— Given instruction —
Pick out each line of the records that includes the string "JSON", and copy it.

[Items from a dataset]
============

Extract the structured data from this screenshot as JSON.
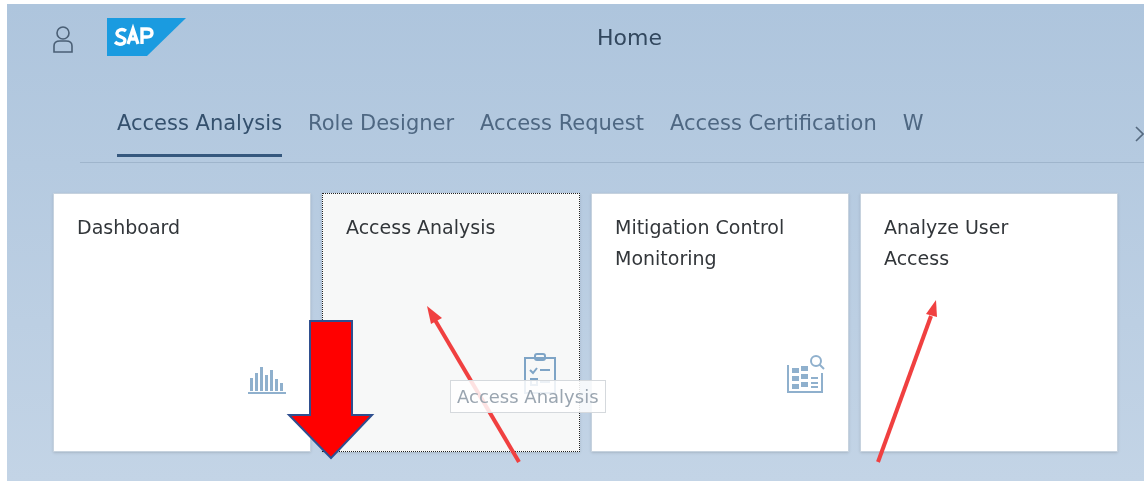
{
  "header": {
    "title": "Home"
  },
  "tabs": [
    {
      "label": "Access Analysis",
      "selected": true
    },
    {
      "label": "Role Designer",
      "selected": false
    },
    {
      "label": "Access Request",
      "selected": false
    },
    {
      "label": "Access Certification",
      "selected": false
    },
    {
      "label": "W",
      "selected": false
    }
  ],
  "tiles": [
    {
      "title": "Dashboard",
      "focused": false
    },
    {
      "title": "Access Analysis",
      "focused": true
    },
    {
      "title": "Mitigation Control Monitoring",
      "focused": false
    },
    {
      "title": "Analyze User Access",
      "focused": false
    }
  ],
  "tooltip": {
    "text": "Access Analysis"
  }
}
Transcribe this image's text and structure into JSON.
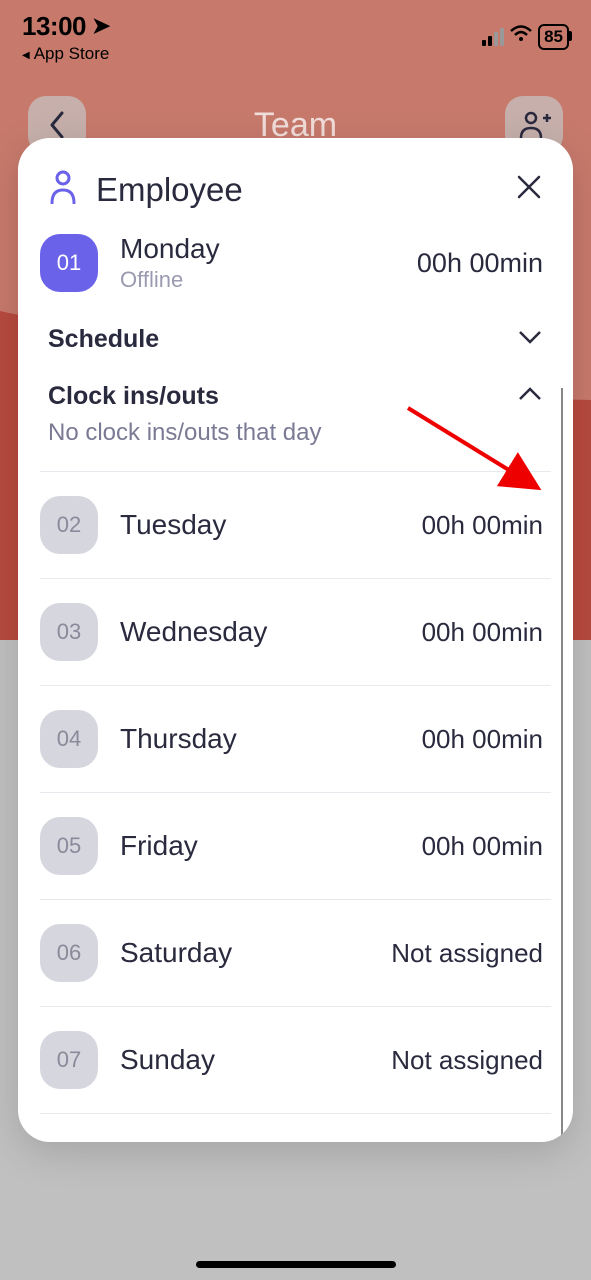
{
  "status": {
    "time": "13:00",
    "back_app": "App Store",
    "battery": "85"
  },
  "header": {
    "title": "Team"
  },
  "modal": {
    "title": "Employee",
    "active_day": {
      "num": "01",
      "name": "Monday",
      "status": "Offline",
      "time": "00h 00min"
    },
    "schedule_label": "Schedule",
    "clockins_label": "Clock ins/outs",
    "clockins_empty": "No clock ins/outs that day",
    "days": [
      {
        "num": "02",
        "name": "Tuesday",
        "value": "00h 00min"
      },
      {
        "num": "03",
        "name": "Wednesday",
        "value": "00h 00min"
      },
      {
        "num": "04",
        "name": "Thursday",
        "value": "00h 00min"
      },
      {
        "num": "05",
        "name": "Friday",
        "value": "00h 00min"
      },
      {
        "num": "06",
        "name": "Saturday",
        "value": "Not assigned"
      },
      {
        "num": "07",
        "name": "Sunday",
        "value": "Not assigned"
      }
    ]
  }
}
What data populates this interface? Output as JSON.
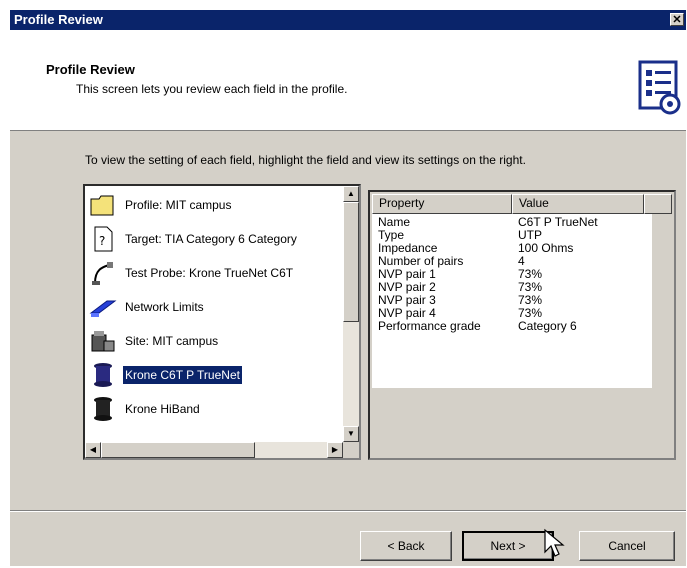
{
  "window": {
    "title": "Profile Review"
  },
  "header": {
    "title": "Profile Review",
    "subtitle": "This screen lets you review each field in the profile."
  },
  "instruction": "To view the setting of each field, highlight the field and view its settings on the right.",
  "tree": {
    "items": [
      {
        "label": "Profile: MIT campus",
        "icon": "folder-icon"
      },
      {
        "label": "Target: TIA Category 6 Category",
        "icon": "document-icon"
      },
      {
        "label": "Test Probe: Krone TrueNet C6T",
        "icon": "probe-icon"
      },
      {
        "label": "Network Limits",
        "icon": "book-icon"
      },
      {
        "label": "Site: MIT campus",
        "icon": "site-icon"
      },
      {
        "label": "Krone C6T P TrueNet",
        "icon": "cable-spool-icon",
        "selected": true
      },
      {
        "label": "Krone HiBand",
        "icon": "cable-spool-icon"
      }
    ]
  },
  "properties": {
    "headers": {
      "property": "Property",
      "value": "Value"
    },
    "rows": [
      {
        "key": "Name",
        "value": "C6T P TrueNet"
      },
      {
        "key": "Type",
        "value": "UTP"
      },
      {
        "key": "Impedance",
        "value": "100 Ohms"
      },
      {
        "key": "Number of pairs",
        "value": "4"
      },
      {
        "key": "NVP pair 1",
        "value": "73%"
      },
      {
        "key": "NVP pair 2",
        "value": "73%"
      },
      {
        "key": "NVP pair 3",
        "value": "73%"
      },
      {
        "key": "NVP pair 4",
        "value": "73%"
      },
      {
        "key": "Performance grade",
        "value": "Category 6"
      }
    ]
  },
  "buttons": {
    "back": "< Back",
    "next": "Next >",
    "cancel": "Cancel"
  }
}
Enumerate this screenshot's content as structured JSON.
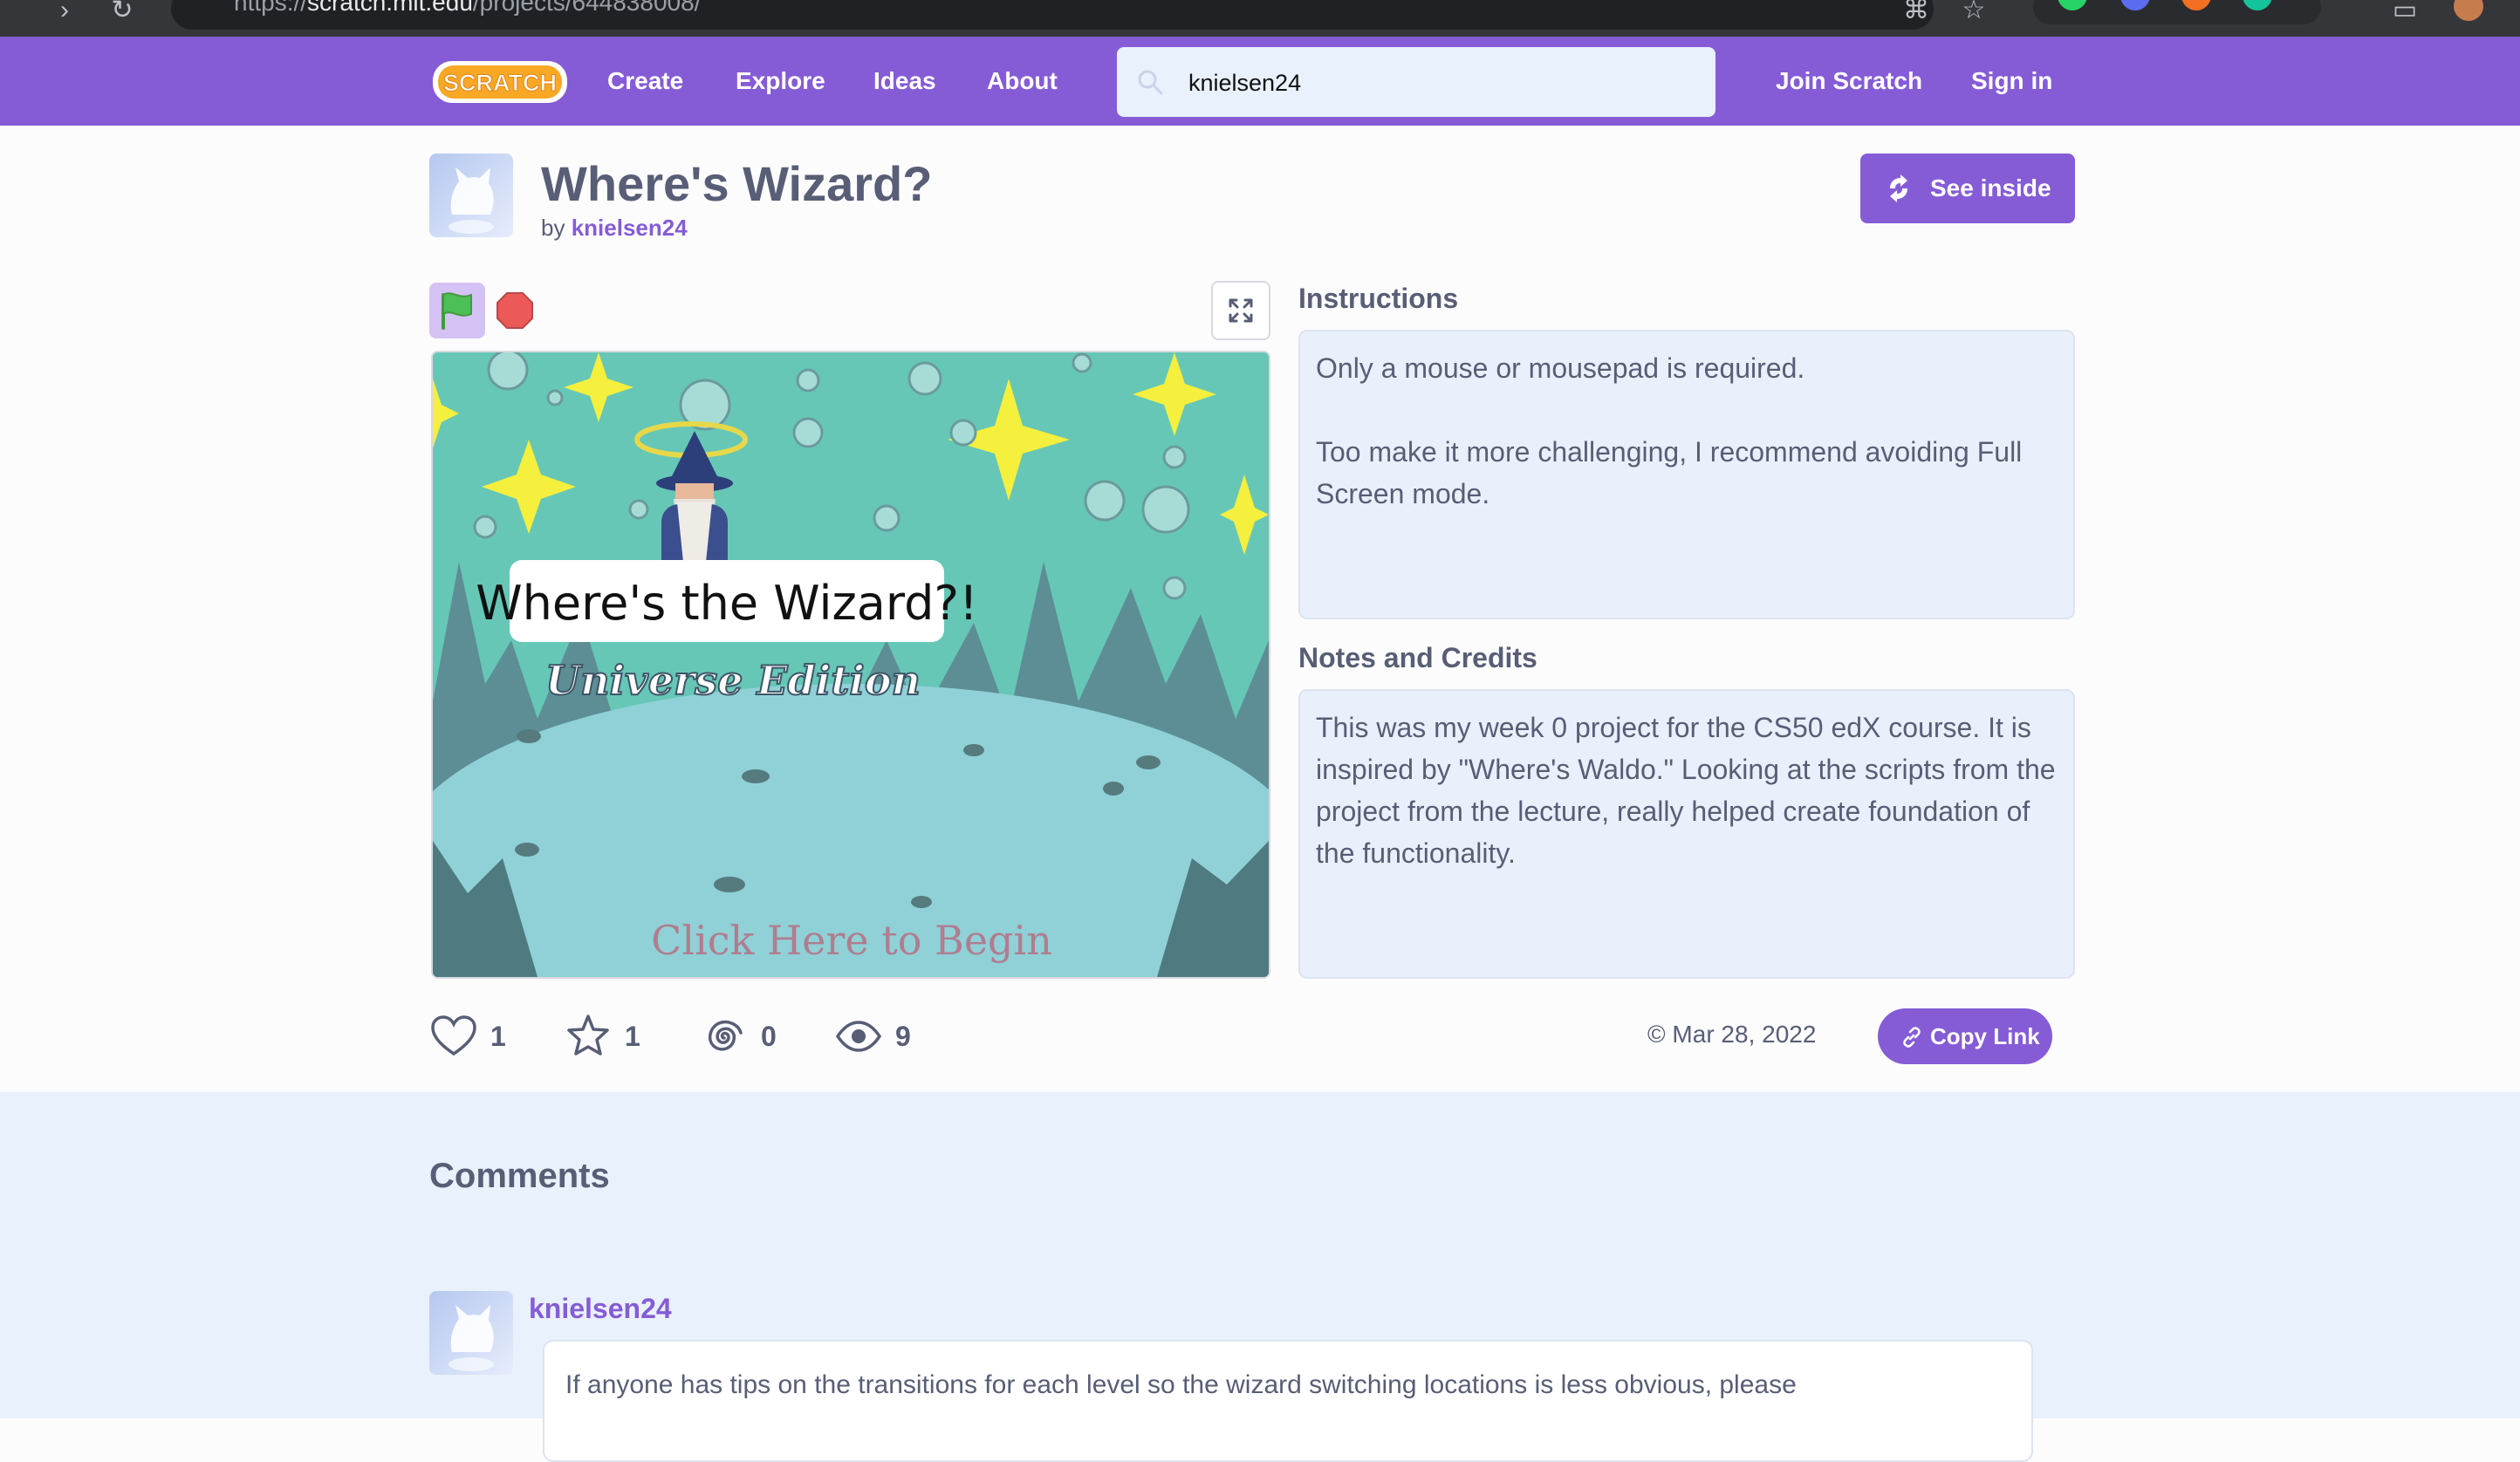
{
  "browser": {
    "url_prefix": "https://",
    "url_host": "scratch.mit.edu",
    "url_path": "/projects/644838008/"
  },
  "menubar": {
    "logo_text": "SCRATCH",
    "links": [
      "Create",
      "Explore",
      "Ideas",
      "About"
    ],
    "search_value": "knielsen24",
    "join_label": "Join Scratch",
    "signin_label": "Sign in",
    "brand_color": "#855cd6"
  },
  "project": {
    "title": "Where's Wizard?",
    "by_label": "by",
    "author": "knielsen24",
    "see_inside_label": "See inside"
  },
  "stage": {
    "title_text": "Where's the Wizard?!",
    "subtitle_text": "Universe Edition",
    "cta_text": "Click Here to Begin"
  },
  "instructions": {
    "heading": "Instructions",
    "paragraphs": [
      "Only a mouse or mousepad is required.",
      "Too make it more challenging, I recommend avoiding Full Screen mode."
    ]
  },
  "notes": {
    "heading": "Notes and Credits",
    "text": "This was my week 0 project for the CS50 edX course. It is inspired by \"Where's Waldo.\" Looking at the scripts from the project from the lecture, really helped create foundation of the functionality."
  },
  "stats": {
    "loves": "1",
    "favorites": "1",
    "remixes": "0",
    "views": "9"
  },
  "date": "Mar 28, 2022",
  "copy_link_label": "Copy Link",
  "comments": {
    "heading": "Comments",
    "items": [
      {
        "user": "knielsen24",
        "text": "If anyone has tips on the transitions for each level so the wizard switching locations is less obvious, please"
      }
    ]
  }
}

============

— Full response —
Extract the structured data from this screenshot as JSON.
Transcribe this image's text and structure into JSON.
What data populates this interface? Output as JSON.
Enumerate this screenshot's content as structured JSON.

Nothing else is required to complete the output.